● **Required work**: What is the number of lines in the data holding the word "donnée"? Give that number by itself.

● **Supplied entries**:
# # #
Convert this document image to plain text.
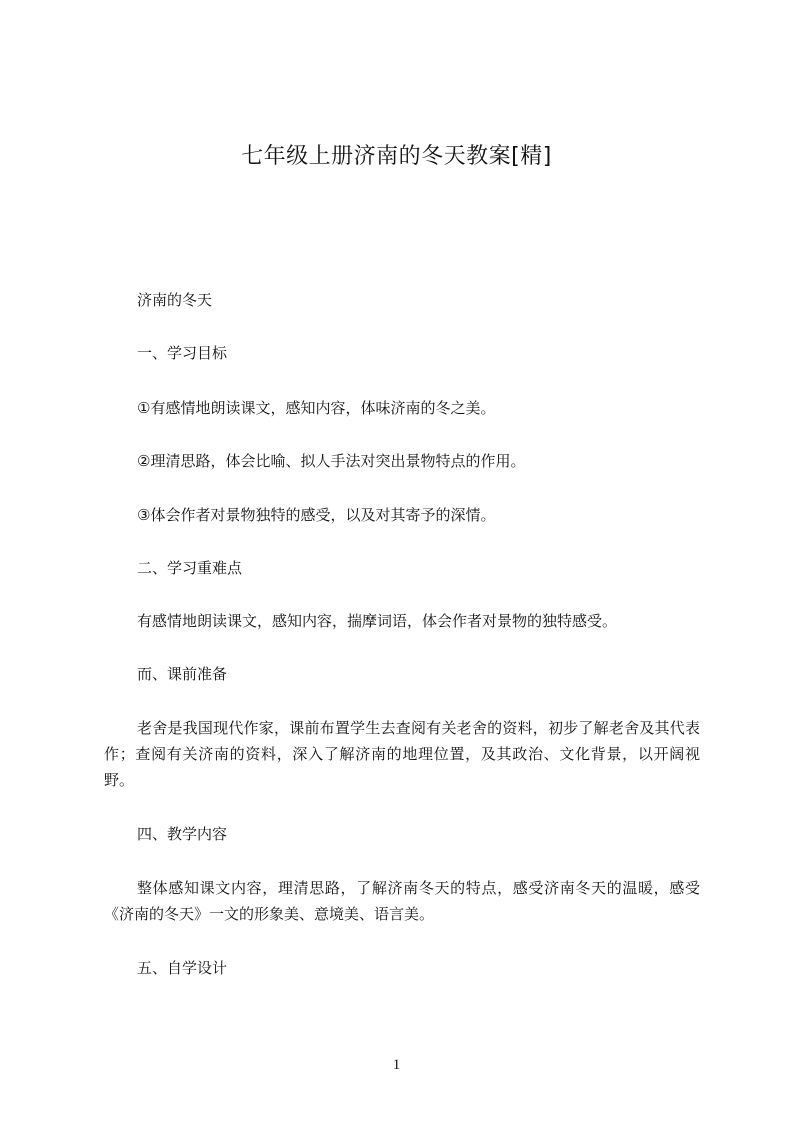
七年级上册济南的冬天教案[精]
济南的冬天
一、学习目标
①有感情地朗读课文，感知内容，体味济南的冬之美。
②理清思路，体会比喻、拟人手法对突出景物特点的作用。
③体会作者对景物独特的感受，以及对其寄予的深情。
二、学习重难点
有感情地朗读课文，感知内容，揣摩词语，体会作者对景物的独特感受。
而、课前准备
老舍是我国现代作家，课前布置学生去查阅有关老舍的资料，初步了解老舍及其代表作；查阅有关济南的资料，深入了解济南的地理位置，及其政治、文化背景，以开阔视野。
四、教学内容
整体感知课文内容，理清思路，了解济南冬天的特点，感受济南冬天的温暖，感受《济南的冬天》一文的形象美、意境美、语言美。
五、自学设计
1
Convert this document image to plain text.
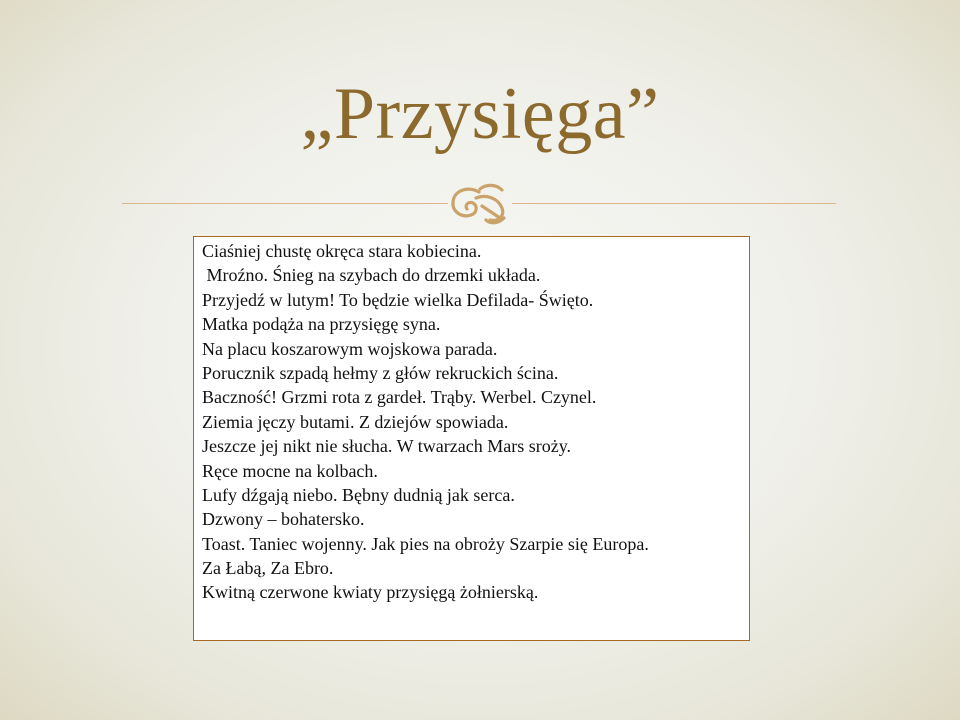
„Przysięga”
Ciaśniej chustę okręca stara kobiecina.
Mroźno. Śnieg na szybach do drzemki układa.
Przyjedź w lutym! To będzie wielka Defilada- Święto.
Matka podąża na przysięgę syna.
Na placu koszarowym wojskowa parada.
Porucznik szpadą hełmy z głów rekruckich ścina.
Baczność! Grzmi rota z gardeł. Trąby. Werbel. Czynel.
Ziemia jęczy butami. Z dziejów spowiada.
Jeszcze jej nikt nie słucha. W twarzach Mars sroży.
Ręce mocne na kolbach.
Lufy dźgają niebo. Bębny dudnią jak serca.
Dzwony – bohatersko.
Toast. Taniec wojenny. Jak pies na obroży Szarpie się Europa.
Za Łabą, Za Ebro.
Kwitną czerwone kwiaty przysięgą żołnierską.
# # #
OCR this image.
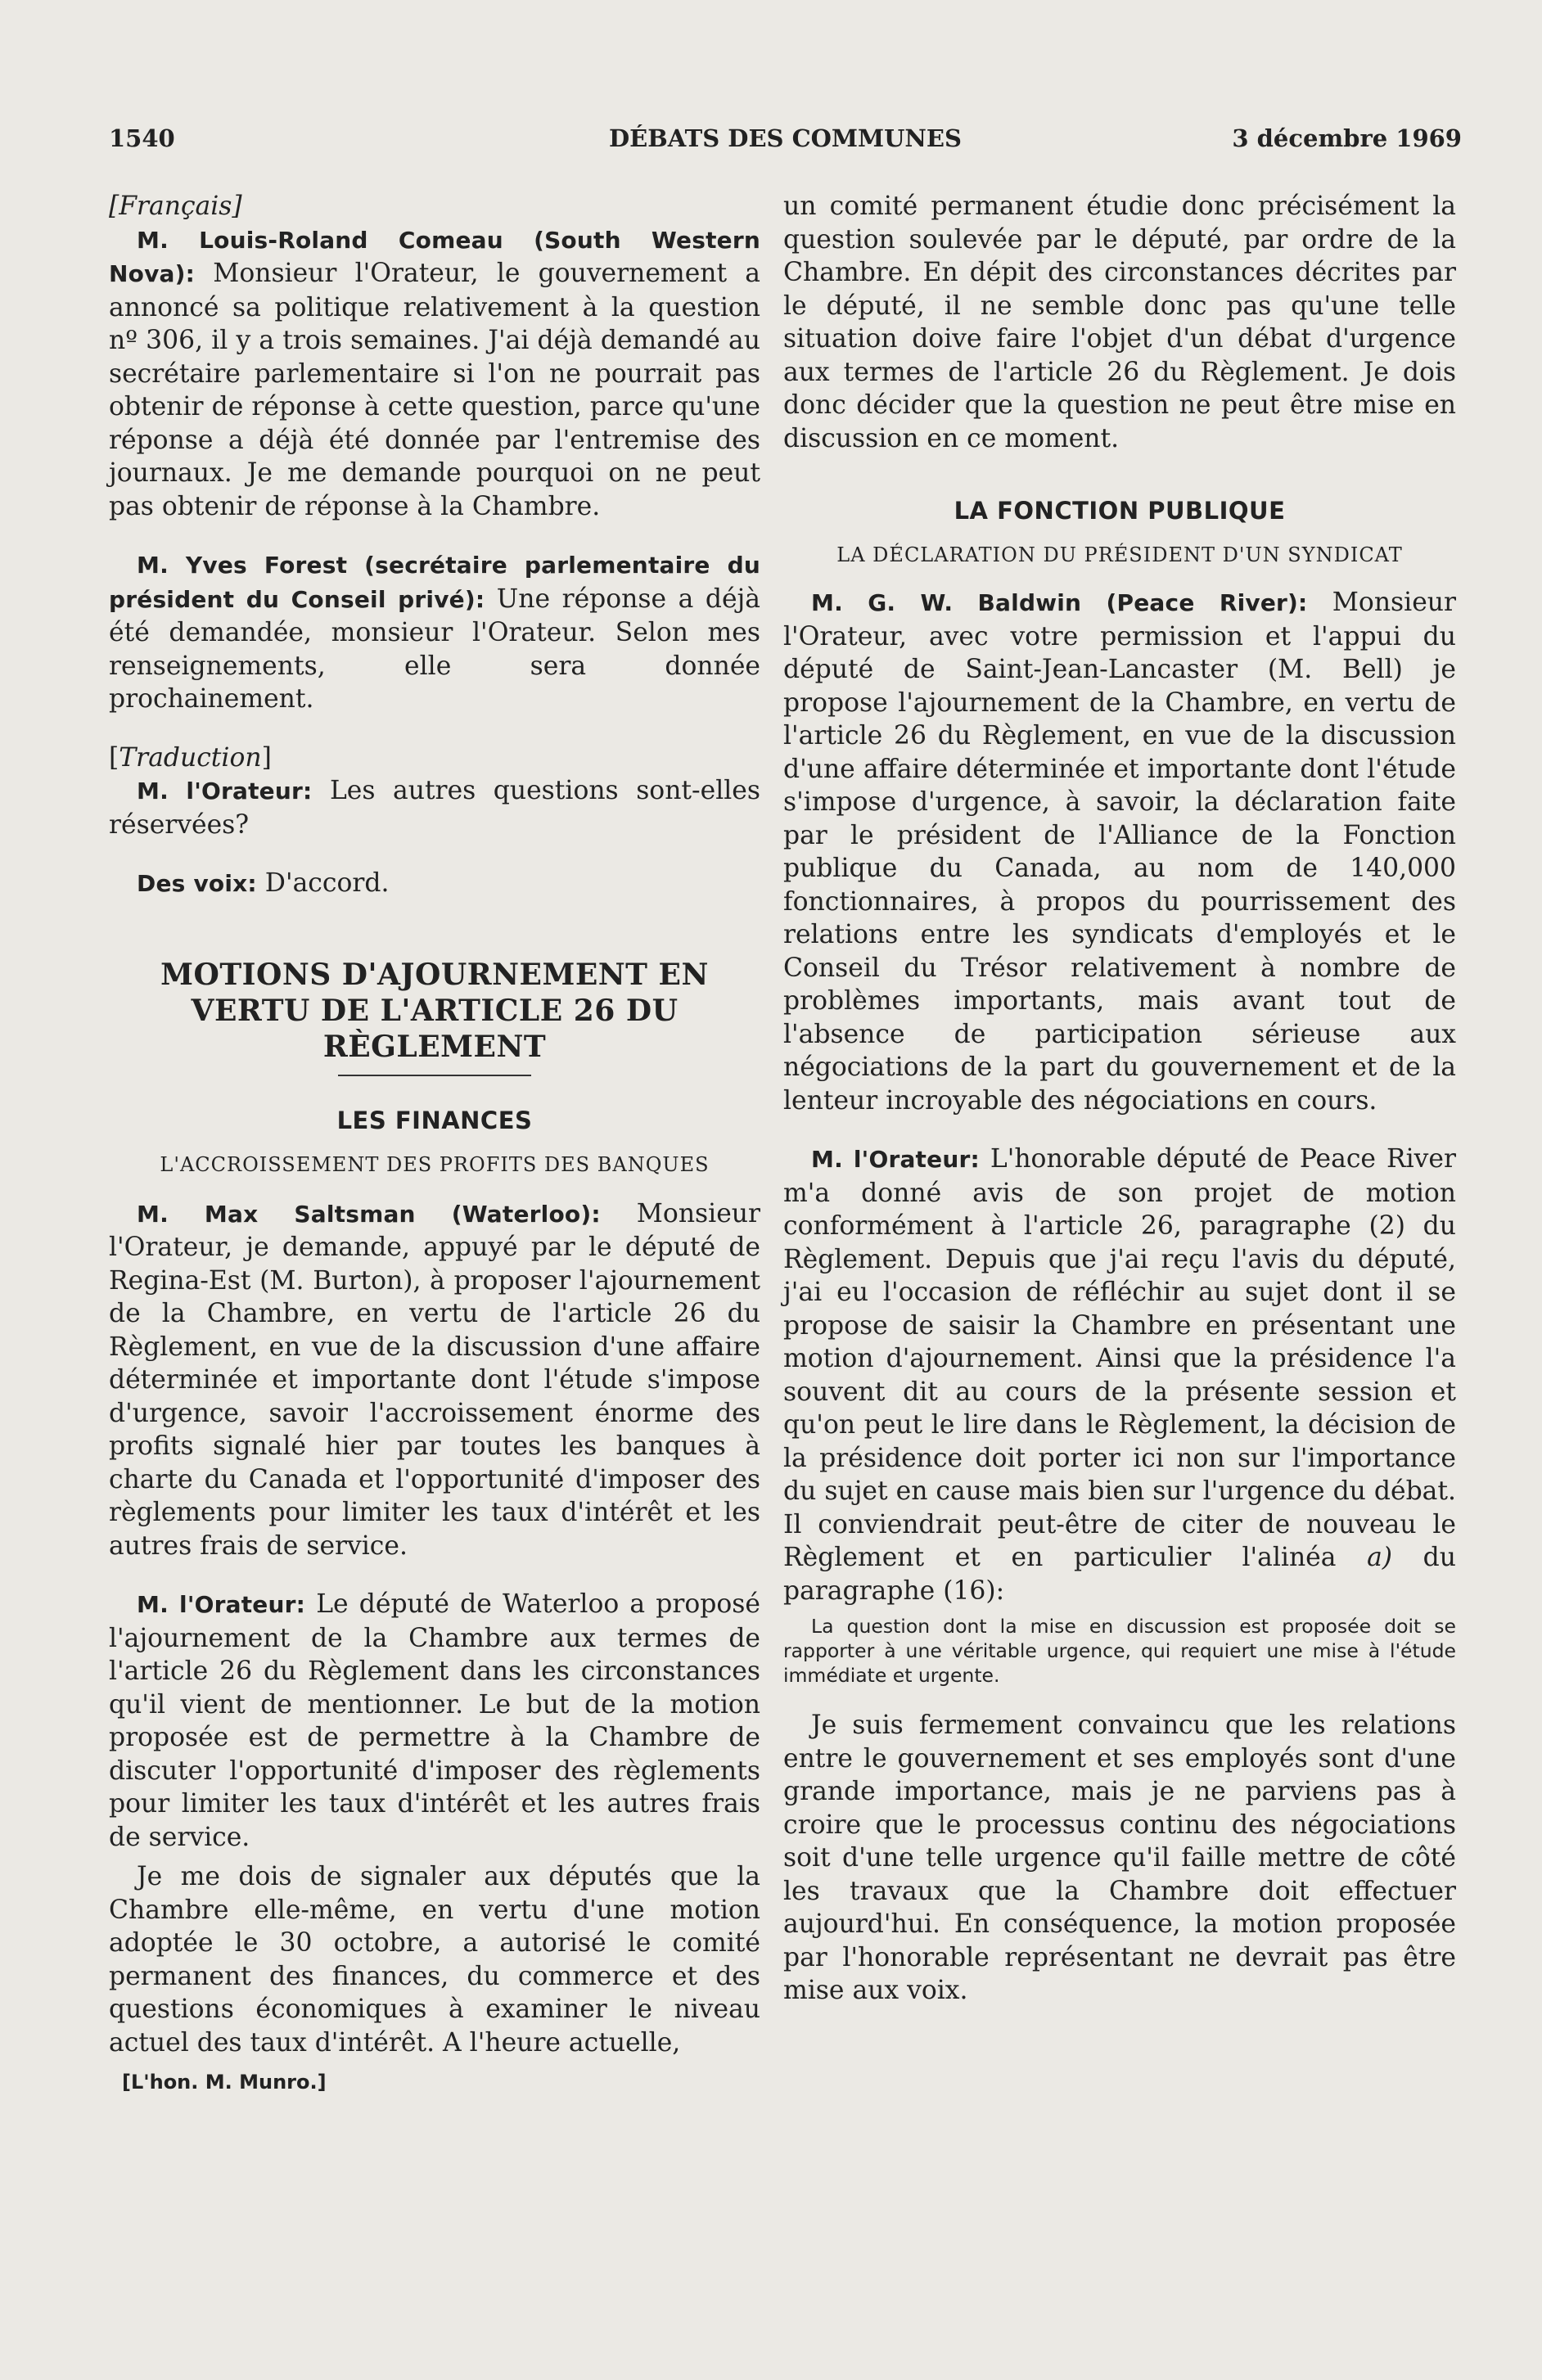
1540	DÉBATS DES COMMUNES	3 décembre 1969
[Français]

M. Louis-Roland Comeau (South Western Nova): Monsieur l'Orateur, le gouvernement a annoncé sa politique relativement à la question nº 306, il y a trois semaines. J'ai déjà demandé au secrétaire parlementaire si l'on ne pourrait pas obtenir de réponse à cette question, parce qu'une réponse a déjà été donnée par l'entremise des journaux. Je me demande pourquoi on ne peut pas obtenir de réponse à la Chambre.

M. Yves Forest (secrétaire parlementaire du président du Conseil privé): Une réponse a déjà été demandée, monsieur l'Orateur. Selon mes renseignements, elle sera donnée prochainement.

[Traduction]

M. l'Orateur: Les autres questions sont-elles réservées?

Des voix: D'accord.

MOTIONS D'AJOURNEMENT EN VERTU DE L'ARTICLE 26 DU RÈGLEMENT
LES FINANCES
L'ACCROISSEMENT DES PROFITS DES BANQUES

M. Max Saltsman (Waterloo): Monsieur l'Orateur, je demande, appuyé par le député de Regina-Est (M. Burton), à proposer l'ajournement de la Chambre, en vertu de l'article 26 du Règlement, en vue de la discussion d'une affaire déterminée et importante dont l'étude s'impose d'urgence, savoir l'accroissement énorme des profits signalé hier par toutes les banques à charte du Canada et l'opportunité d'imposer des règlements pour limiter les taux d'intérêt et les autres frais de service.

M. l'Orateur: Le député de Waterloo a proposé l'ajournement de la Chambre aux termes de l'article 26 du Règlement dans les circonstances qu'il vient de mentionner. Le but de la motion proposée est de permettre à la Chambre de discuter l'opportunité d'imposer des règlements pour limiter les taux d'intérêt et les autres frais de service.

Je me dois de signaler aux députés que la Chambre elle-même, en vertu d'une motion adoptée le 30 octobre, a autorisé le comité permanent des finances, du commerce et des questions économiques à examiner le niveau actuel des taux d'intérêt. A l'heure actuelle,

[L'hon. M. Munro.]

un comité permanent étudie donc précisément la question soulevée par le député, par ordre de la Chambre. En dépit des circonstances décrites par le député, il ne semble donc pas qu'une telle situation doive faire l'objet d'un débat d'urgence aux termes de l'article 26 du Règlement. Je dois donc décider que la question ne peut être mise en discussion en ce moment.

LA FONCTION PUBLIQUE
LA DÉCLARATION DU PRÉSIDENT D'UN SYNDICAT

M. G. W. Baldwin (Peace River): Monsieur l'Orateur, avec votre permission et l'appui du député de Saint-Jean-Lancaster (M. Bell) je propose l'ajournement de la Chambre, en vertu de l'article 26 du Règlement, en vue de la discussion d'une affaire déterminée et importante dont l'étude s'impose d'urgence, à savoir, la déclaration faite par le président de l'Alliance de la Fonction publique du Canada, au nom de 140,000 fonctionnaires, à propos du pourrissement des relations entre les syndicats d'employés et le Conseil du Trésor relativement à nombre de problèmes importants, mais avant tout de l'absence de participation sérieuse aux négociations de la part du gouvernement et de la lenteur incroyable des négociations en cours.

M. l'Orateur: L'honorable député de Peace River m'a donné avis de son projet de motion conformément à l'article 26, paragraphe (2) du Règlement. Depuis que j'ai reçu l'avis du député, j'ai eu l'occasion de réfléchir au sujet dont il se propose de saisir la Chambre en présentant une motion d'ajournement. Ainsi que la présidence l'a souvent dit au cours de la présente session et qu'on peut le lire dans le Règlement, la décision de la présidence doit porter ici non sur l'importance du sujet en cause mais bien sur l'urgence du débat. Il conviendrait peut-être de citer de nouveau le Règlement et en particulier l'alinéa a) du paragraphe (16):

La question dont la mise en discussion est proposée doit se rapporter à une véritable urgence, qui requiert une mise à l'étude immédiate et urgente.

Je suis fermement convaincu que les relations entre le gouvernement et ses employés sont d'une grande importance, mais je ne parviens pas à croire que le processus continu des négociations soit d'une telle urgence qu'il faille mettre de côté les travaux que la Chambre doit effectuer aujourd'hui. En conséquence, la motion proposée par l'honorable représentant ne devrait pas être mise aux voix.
# # #
● **Answer to the task**: 2